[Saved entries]

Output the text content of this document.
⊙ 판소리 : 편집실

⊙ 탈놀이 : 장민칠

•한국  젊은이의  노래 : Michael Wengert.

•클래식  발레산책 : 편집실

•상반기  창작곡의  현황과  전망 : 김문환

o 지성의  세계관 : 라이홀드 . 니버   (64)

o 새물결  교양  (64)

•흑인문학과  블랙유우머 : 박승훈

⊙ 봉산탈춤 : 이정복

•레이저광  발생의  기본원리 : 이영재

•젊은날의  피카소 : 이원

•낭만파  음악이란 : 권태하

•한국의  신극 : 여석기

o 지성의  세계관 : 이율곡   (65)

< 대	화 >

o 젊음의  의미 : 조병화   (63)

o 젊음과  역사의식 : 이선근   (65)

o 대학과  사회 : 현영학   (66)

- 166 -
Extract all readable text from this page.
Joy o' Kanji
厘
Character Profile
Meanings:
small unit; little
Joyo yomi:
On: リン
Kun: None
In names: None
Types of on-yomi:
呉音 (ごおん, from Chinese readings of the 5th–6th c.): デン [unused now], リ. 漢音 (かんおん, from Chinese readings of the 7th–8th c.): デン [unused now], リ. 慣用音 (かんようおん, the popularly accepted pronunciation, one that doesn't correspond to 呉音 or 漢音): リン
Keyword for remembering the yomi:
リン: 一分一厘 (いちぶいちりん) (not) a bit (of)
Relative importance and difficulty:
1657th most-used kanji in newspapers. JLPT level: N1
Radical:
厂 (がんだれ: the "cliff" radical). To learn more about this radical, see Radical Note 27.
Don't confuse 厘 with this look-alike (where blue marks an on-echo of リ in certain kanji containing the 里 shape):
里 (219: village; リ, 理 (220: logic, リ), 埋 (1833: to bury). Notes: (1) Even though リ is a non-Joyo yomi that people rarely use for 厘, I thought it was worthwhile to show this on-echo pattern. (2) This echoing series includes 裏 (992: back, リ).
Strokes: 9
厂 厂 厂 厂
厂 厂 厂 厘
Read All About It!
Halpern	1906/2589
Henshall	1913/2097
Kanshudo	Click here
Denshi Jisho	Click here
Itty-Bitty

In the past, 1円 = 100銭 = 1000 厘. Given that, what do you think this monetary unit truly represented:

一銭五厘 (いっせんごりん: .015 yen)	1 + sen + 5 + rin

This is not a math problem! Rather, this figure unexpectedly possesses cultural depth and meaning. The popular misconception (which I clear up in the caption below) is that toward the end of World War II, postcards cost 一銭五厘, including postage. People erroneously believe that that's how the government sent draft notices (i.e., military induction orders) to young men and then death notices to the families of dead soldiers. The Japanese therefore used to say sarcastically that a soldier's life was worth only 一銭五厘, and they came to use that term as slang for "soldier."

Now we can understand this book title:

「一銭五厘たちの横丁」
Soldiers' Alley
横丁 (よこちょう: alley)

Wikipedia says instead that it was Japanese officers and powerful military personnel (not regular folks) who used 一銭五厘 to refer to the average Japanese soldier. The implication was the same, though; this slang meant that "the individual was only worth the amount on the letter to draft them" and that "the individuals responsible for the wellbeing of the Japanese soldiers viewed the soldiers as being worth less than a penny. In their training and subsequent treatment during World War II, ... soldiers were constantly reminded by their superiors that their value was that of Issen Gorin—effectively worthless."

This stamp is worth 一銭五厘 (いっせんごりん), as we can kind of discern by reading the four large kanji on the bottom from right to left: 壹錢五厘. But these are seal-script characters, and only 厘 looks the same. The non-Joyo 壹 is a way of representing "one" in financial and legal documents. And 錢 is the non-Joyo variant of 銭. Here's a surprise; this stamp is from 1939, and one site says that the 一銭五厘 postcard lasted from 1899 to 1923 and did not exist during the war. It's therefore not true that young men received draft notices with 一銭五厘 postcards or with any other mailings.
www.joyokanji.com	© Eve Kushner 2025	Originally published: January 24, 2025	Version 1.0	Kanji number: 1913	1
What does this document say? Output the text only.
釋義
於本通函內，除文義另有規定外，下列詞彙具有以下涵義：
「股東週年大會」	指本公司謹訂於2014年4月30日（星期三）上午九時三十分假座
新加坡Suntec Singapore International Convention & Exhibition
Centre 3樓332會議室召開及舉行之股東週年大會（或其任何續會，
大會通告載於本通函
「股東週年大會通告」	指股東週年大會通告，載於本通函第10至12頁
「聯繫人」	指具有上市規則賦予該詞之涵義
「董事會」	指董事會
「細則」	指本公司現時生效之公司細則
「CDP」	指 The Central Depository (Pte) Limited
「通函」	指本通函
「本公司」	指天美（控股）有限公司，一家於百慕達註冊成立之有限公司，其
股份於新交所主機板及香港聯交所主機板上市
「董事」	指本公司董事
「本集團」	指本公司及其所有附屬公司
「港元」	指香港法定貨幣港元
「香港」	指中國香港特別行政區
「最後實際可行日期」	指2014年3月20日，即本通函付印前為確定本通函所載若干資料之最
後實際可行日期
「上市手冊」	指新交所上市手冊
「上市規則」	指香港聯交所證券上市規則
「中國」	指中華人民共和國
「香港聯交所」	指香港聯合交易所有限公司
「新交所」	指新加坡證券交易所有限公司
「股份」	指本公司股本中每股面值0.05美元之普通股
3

### EXERCISE OBJECTIVE
Reproduce the lines word for word, starting at the one holding "What does this" and ending at the final line of the material above.

### FINISHED ANSWER
What does this document say? Output the text only.
釋義
於本通函內，除文義另有規定外，下列詞彙具有以下涵義：
「股東週年大會」	指本公司謹訂於2014年4月30日（星期三）上午九時三十分假座
新加坡Suntec Singapore International Convention & Exhibition
Centre 3樓332會議室召開及舉行之股東週年大會（或其任何續會，
大會通告載於本通函
「股東週年大會通告」	指股東週年大會通告，載於本通函第10至12頁
「聯繫人」	指具有上市規則賦予該詞之涵義
「董事會」	指董事會
「細則」	指本公司現時生效之公司細則
「CDP」	指 The Central Depository (Pte) Limited
「通函」	指本通函
「本公司」	指天美（控股）有限公司，一家於百慕達註冊成立之有限公司，其
股份於新交所主機板及香港聯交所主機板上市
「董事」	指本公司董事
「本集團」	指本公司及其所有附屬公司
「港元」	指香港法定貨幣港元
「香港」	指中國香港特別行政區
「最後實際可行日期」	指2014年3月20日，即本通函付印前為確定本通函所載若干資料之最
後實際可行日期
「上市手冊」	指新交所上市手冊
「上市規則」	指香港聯交所證券上市規則
「中國」	指中華人民共和國
「香港聯交所」	指香港聯合交易所有限公司
「新交所」	指新加坡證券交易所有限公司
「股份」	指本公司股本中每股面值0.05美元之普通股
3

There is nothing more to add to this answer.